Start of Dataset extract

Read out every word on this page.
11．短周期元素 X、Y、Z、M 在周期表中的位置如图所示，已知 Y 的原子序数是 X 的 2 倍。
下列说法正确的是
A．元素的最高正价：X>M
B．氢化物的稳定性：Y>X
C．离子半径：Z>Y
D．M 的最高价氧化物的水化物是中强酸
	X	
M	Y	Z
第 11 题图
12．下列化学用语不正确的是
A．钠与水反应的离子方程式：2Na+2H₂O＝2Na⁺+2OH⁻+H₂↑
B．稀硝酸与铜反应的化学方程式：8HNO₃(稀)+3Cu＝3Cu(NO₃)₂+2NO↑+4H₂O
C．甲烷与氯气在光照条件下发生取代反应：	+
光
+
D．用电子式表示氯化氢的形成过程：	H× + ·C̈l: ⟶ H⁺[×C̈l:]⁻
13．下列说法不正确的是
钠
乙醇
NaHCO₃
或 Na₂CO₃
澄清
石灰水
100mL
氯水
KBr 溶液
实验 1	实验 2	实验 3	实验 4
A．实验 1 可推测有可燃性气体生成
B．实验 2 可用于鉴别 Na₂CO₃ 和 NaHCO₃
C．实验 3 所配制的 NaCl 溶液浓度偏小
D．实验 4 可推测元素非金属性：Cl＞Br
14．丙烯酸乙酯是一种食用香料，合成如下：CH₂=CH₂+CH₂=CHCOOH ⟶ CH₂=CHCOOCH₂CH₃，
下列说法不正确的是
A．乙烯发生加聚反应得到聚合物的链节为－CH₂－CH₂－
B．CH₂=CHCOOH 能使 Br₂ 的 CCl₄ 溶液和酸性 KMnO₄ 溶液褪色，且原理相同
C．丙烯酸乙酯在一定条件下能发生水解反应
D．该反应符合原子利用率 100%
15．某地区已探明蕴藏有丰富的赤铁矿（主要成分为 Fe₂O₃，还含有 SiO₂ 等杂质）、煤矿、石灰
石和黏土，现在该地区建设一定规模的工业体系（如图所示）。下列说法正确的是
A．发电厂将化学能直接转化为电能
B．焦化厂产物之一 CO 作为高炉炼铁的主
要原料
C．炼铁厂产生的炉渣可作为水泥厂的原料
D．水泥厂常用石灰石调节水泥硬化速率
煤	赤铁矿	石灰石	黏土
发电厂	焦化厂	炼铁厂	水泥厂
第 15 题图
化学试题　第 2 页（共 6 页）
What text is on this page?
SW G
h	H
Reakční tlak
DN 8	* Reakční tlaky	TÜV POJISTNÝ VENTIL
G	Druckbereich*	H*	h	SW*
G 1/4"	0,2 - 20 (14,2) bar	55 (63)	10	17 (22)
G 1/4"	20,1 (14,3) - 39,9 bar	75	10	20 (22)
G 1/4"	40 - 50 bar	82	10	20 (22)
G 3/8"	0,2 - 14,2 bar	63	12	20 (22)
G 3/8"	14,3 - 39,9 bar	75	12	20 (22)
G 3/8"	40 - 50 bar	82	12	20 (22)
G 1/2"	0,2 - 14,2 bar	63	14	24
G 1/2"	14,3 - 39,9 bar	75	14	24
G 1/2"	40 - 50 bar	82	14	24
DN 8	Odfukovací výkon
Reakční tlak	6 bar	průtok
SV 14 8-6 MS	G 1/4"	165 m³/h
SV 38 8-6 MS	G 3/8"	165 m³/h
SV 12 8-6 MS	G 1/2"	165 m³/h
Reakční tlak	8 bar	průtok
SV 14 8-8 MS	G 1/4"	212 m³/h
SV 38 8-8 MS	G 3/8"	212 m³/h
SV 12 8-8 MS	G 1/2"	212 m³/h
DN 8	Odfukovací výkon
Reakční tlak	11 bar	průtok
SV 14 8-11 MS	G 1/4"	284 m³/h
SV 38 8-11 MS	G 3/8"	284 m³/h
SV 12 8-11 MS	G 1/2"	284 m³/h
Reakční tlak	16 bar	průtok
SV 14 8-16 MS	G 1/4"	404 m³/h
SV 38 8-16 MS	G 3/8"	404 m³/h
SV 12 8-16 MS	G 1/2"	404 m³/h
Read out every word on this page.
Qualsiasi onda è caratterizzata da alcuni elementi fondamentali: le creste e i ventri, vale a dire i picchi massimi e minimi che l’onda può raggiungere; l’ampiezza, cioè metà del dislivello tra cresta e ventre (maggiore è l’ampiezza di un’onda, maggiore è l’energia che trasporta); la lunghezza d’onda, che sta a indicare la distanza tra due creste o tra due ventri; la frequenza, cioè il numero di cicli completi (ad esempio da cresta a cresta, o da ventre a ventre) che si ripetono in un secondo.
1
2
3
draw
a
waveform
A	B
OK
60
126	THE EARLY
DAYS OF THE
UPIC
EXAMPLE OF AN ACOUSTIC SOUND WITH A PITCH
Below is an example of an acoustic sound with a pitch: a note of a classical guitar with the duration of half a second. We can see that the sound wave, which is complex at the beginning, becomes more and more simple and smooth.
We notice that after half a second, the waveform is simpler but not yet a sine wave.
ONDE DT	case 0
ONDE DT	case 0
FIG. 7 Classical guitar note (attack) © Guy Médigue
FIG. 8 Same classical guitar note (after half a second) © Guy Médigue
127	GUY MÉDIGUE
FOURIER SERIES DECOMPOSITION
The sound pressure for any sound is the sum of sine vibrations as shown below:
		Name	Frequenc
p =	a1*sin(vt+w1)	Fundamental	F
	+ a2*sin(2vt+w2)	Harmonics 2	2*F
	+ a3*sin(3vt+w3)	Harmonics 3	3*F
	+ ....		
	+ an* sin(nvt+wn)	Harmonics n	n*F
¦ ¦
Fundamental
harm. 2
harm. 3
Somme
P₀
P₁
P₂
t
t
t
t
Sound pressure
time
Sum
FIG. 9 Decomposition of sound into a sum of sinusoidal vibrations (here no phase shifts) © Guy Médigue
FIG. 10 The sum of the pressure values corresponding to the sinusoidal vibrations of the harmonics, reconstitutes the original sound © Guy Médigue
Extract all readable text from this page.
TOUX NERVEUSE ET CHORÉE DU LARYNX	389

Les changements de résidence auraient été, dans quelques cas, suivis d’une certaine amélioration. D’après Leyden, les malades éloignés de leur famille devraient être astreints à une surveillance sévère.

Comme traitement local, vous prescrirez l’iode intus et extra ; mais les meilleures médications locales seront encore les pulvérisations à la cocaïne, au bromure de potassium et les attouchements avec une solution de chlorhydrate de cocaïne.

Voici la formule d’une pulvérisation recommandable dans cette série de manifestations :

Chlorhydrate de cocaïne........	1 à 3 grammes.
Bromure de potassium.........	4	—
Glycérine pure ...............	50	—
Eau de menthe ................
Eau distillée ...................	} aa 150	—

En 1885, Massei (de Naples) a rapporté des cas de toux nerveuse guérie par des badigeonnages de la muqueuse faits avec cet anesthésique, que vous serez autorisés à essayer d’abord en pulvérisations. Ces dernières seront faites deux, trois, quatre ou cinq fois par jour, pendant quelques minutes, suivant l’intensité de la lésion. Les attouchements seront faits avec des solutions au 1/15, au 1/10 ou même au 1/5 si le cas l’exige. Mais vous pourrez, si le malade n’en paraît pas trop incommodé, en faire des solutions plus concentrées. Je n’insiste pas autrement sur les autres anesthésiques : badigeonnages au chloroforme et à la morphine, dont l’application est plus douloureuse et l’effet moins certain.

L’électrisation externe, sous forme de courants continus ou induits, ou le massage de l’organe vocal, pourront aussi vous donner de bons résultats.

End of Dataset extract

Goal of the exercise
Copy every line of the records word for word.

Task result
Read out every word on this page.
11．短周期元素 X、Y、Z、M 在周期表中的位置如图所示，已知 Y 的原子序数是 X 的 2 倍。
下列说法正确的是
A．元素的最高正价：X>M
B．氢化物的稳定性：Y>X
C．离子半径：Z>Y
D．M 的最高价氧化物的水化物是中强酸
	X	
M	Y	Z
第 11 题图
12．下列化学用语不正确的是
A．钠与水反应的离子方程式：2Na+2H₂O＝2Na⁺+2OH⁻+H₂↑
B．稀硝酸与铜反应的化学方程式：8HNO₃(稀)+3Cu＝3Cu(NO₃)₂+2NO↑+4H₂O
C．甲烷与氯气在光照条件下发生取代反应：	+
光
+
D．用电子式表示氯化氢的形成过程：	H× + ·C̈l: ⟶ H⁺[×C̈l:]⁻
13．下列说法不正确的是
钠
乙醇
NaHCO₃
或 Na₂CO₃
澄清
石灰水
100mL
氯水
KBr 溶液
实验 1	实验 2	实验 3	实验 4
A．实验 1 可推测有可燃性气体生成
B．实验 2 可用于鉴别 Na₂CO₃ 和 NaHCO₃
C．实验 3 所配制的 NaCl 溶液浓度偏小
D．实验 4 可推测元素非金属性：Cl＞Br
14．丙烯酸乙酯是一种食用香料，合成如下：CH₂=CH₂+CH₂=CHCOOH ⟶ CH₂=CHCOOCH₂CH₃，
下列说法不正确的是
A．乙烯发生加聚反应得到聚合物的链节为－CH₂－CH₂－
B．CH₂=CHCOOH 能使 Br₂ 的 CCl₄ 溶液和酸性 KMnO₄ 溶液褪色，且原理相同
C．丙烯酸乙酯在一定条件下能发生水解反应
D．该反应符合原子利用率 100%
15．某地区已探明蕴藏有丰富的赤铁矿（主要成分为 Fe₂O₃，还含有 SiO₂ 等杂质）、煤矿、石灰
石和黏土，现在该地区建设一定规模的工业体系（如图所示）。下列说法正确的是
A．发电厂将化学能直接转化为电能
B．焦化厂产物之一 CO 作为高炉炼铁的主
要原料
C．炼铁厂产生的炉渣可作为水泥厂的原料
D．水泥厂常用石灰石调节水泥硬化速率
煤	赤铁矿	石灰石	黏土
发电厂	焦化厂	炼铁厂	水泥厂
第 15 题图
化学试题　第 2 页（共 6 页）
What text is on this page?
SW G
h	H
Reakční tlak
DN 8	* Reakční tlaky	TÜV POJISTNÝ VENTIL
G	Druckbereich*	H*	h	SW*
G 1/4"	0,2 - 20 (14,2) bar	55 (63)	10	17 (22)
G 1/4"	20,1 (14,3) - 39,9 bar	75	10	20 (22)
G 1/4"	40 - 50 bar	82	10	20 (22)
G 3/8"	0,2 - 14,2 bar	63	12	20 (22)
G 3/8"	14,3 - 39,9 bar	75	12	20 (22)
G 3/8"	40 - 50 bar	82	12	20 (22)
G 1/2"	0,2 - 14,2 bar	63	14	24
G 1/2"	14,3 - 39,9 bar	75	14	24
G 1/2"	40 - 50 bar	82	14	24
DN 8	Odfukovací výkon
Reakční tlak	6 bar	průtok
SV 14 8-6 MS	G 1/4"	165 m³/h
SV 38 8-6 MS	G 3/8"	165 m³/h
SV 12 8-6 MS	G 1/2"	165 m³/h
Reakční tlak	8 bar	průtok
SV 14 8-8 MS	G 1/4"	212 m³/h
SV 38 8-8 MS	G 3/8"	212 m³/h
SV 12 8-8 MS	G 1/2"	212 m³/h
DN 8	Odfukovací výkon
Reakční tlak	11 bar	průtok
SV 14 8-11 MS	G 1/4"	284 m³/h
SV 38 8-11 MS	G 3/8"	284 m³/h
SV 12 8-11 MS	G 1/2"	284 m³/h
Reakční tlak	16 bar	průtok
SV 14 8-16 MS	G 1/4"	404 m³/h
SV 38 8-16 MS	G 3/8"	404 m³/h
SV 12 8-16 MS	G 1/2"	404 m³/h
Read out every word on this page.
Qualsiasi onda è caratterizzata da alcuni elementi fondamentali: le creste e i ventri, vale a dire i picchi massimi e minimi che l’onda può raggiungere; l’ampiezza, cioè metà del dislivello tra cresta e ventre (maggiore è l’ampiezza di un’onda, maggiore è l’energia che trasporta); la lunghezza d’onda, che sta a indicare la distanza tra due creste o tra due ventri; la frequenza, cioè il numero di cicli completi (ad esempio da cresta a cresta, o da ventre a ventre) che si ripetono in un secondo.
1
2
3
draw
a
waveform
A	B
OK
60
126	THE EARLY
DAYS OF THE
UPIC
EXAMPLE OF AN ACOUSTIC SOUND WITH A PITCH
Below is an example of an acoustic sound with a pitch: a note of a classical guitar with the duration of half a second. We can see that the sound wave, which is complex at the beginning, becomes more and more simple and smooth.
We notice that after half a second, the waveform is simpler but not yet a sine wave.
ONDE DT	case 0
ONDE DT	case 0
FIG. 7 Classical guitar note (attack) © Guy Médigue
FIG. 8 Same classical guitar note (after half a second) © Guy Médigue
127	GUY MÉDIGUE
FOURIER SERIES DECOMPOSITION
The sound pressure for any sound is the sum of sine vibrations as shown below:
		Name	Frequenc
p =	a1*sin(vt+w1)	Fundamental	F
	+ a2*sin(2vt+w2)	Harmonics 2	2*F
	+ a3*sin(3vt+w3)	Harmonics 3	3*F
	+ ....		
	+ an* sin(nvt+wn)	Harmonics n	n*F
¦ ¦
Fundamental
harm. 2
harm. 3
Somme
P₀
P₁
P₂
t
t
t
t
Sound pressure
time
Sum
FIG. 9 Decomposition of sound into a sum of sinusoidal vibrations (here no phase shifts) © Guy Médigue
FIG. 10 The sum of the pressure values corresponding to the sinusoidal vibrations of the harmonics, reconstitutes the original sound © Guy Médigue
Extract all readable text from this page.
TOUX NERVEUSE ET CHORÉE DU LARYNX	389

Les changements de résidence auraient été, dans quelques cas, suivis d’une certaine amélioration. D’après Leyden, les malades éloignés de leur famille devraient être astreints à une surveillance sévère.

Comme traitement local, vous prescrirez l’iode intus et extra ; mais les meilleures médications locales seront encore les pulvérisations à la cocaïne, au bromure de potassium et les attouchements avec une solution de chlorhydrate de cocaïne.

Voici la formule d’une pulvérisation recommandable dans cette série de manifestations :

Chlorhydrate de cocaïne........	1 à 3 grammes.
Bromure de potassium.........	4	—
Glycérine pure ...............	50	—
Eau de menthe ................
Eau distillée ...................	} aa 150	—

En 1885, Massei (de Naples) a rapporté des cas de toux nerveuse guérie par des badigeonnages de la muqueuse faits avec cet anesthésique, que vous serez autorisés à essayer d’abord en pulvérisations. Ces dernières seront faites deux, trois, quatre ou cinq fois par jour, pendant quelques minutes, suivant l’intensité de la lésion. Les attouchements seront faits avec des solutions au 1/15, au 1/10 ou même au 1/5 si le cas l’exige. Mais vous pourrez, si le malade n’en paraît pas trop incommodé, en faire des solutions plus concentrées. Je n’insiste pas autrement sur les autres anesthésiques : badigeonnages au chloroforme et à la morphine, dont l’application est plus douloureuse et l’effet moins certain.

L’électrisation externe, sous forme de courants continus ou induits, ou le massage de l’organe vocal, pourront aussi vous donner de bons résultats.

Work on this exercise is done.